- _Task statement_
Copy every line from the data below in which the string "resting" can be found.

Stored items

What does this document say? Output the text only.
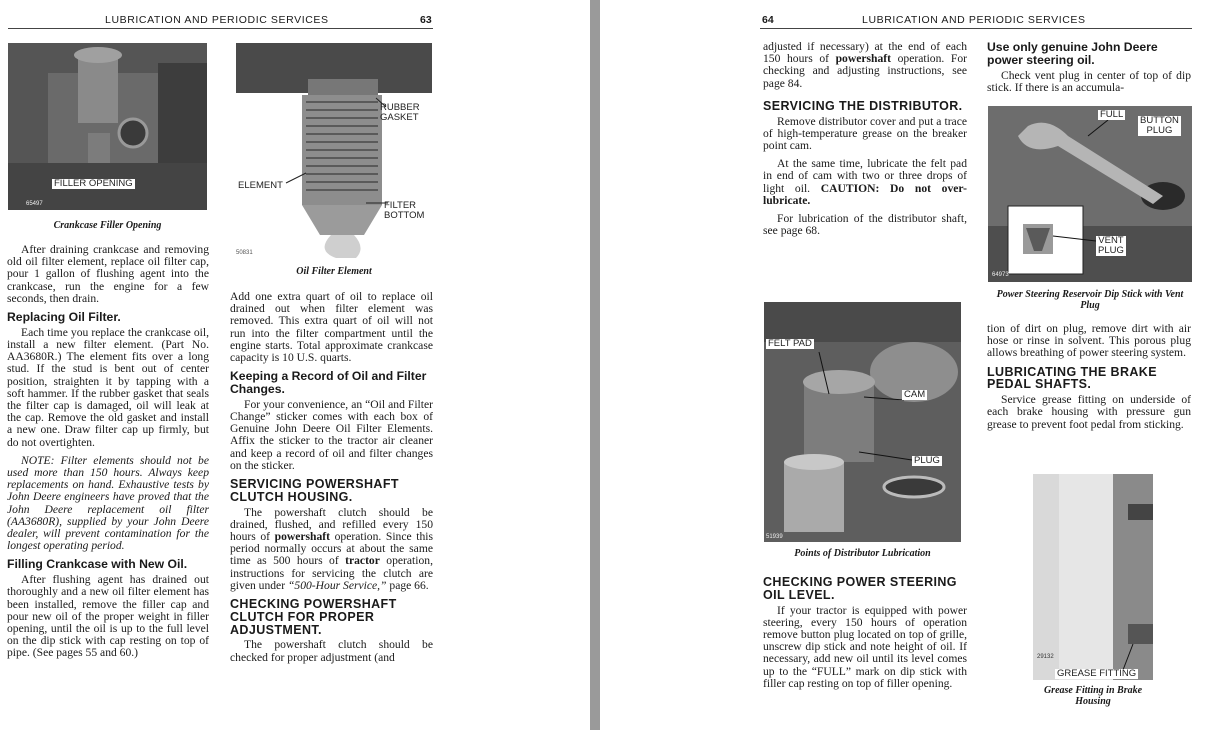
LUBRICATION AND PERIODIC SERVICES	63
FILLER OPENING
65497
Crankcase Filler Opening
RUBBER
GASKET
ELEMENT
FILTER
BOTTOM
50831
Oil Filter Element

After draining crankcase and removing old oil filter element, replace oil filter cap, pour 1 gallon of flushing agent into the crankcase, run the engine for a few seconds, then drain.

Replacing Oil Filter.

Each time you replace the crankcase oil, install a new filter element. (Part No. AA3680R.) The element fits over a long stud. If the stud is bent out of center position, straighten it by tapping with a soft hammer. If the rubber gasket that seals the filter cap is damaged, oil will leak at the cap. Remove the old gasket and install a new one. Draw filter cap up firmly, but do not overtighten.

NOTE: Filter elements should not be used more than 150 hours. Always keep replacements on hand. Exhaustive tests by John Deere engineers have proved that the John Deere replacement oil filter (AA3680R), supplied by your John Deere dealer, will prevent contamination for the longest operating period.

Filling Crankcase with New Oil.

After flushing agent has drained out thoroughly and a new oil filter element has been installed, remove the filler cap and pour new oil of the proper weight in filler opening, until the oil is up to the full level on the dip stick with cap resting on top of pipe. (See pages 55 and 60.)

Add one extra quart of oil to replace oil drained out when filter element was removed. This extra quart of oil will not run into the filter compartment until the engine starts. Total approximate crankcase capacity is 10 U.S. quarts.

Keeping a Record of Oil and Filter Changes.

For your convenience, an “Oil and Filter Change” sticker comes with each box of Genuine John Deere Oil Filter Elements. Affix the sticker to the tractor air cleaner and keep a record of oil and filter changes on the sticker.

SERVICING POWERSHAFT CLUTCH HOUSING.

The powershaft clutch should be drained, flushed, and refilled every 150 hours of powershaft operation. Since this period normally occurs at about the same time as 500 hours of tractor operation, instructions for servicing the clutch are given under “500-Hour Service,” page 66.

CHECKING POWERSHAFT CLUTCH FOR PROPER ADJUSTMENT.

The powershaft clutch should be checked for proper adjustment (and

64	LUBRICATION AND PERIODIC SERVICES

adjusted if necessary) at the end of each 150 hours of powershaft operation. For checking and adjusting instructions, see page 84.

SERVICING THE DISTRIBUTOR.

Remove distributor cover and put a trace of high-temperature grease on the breaker point cam.

At the same time, lubricate the felt pad in end of cam with two or three drops of light oil. CAUTION: Do not over-lubricate.

For lubrication of the distributor shaft, see page 68.

FELT PAD
CAM
PLUG
51939
Points of Distributor Lubrication
CHECKING POWER STEERING OIL LEVEL.

If your tractor is equipped with power steering, every 150 hours of operation remove button plug located on top of grille, unscrew dip stick and note height of oil. If necessary, add new oil until its level comes up to the “FULL” mark on dip stick with filler cap resting on top of filler opening.

Use only genuine John Deere power steering oil.

Check vent plug in center of top of dip stick. If there is an accumula-

FULL
BUTTON
PLUG
VENT
PLUG
64973
Power Steering Reservoir Dip Stick with Vent Plug

tion of dirt on plug, remove dirt with air hose or rinse in solvent. This porous plug allows breathing of power steering system.

LUBRICATING THE BRAKE PEDAL SHAFTS.

Service grease fitting on underside of each brake housing with pressure gun grease to prevent foot pedal from sticking.

GREASE FITTING
29132
Grease Fitting in Brake Housing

- _Result of the exercise_
After flushing agent has drained out thoroughly and a new oil filter element has been installed, remove the filler cap and pour new oil of the proper weight in filler opening, until the oil is up to the full level on the dip stick with cap resting on top of pipe. (See pages 55 and 60.)
If your tractor is equipped with power steering, every 150 hours of operation remove button plug located on top of grille, unscrew dip stick and note height of oil. If necessary, add new oil until its level comes up to the “FULL” mark on dip stick with filler cap resting on top of filler opening.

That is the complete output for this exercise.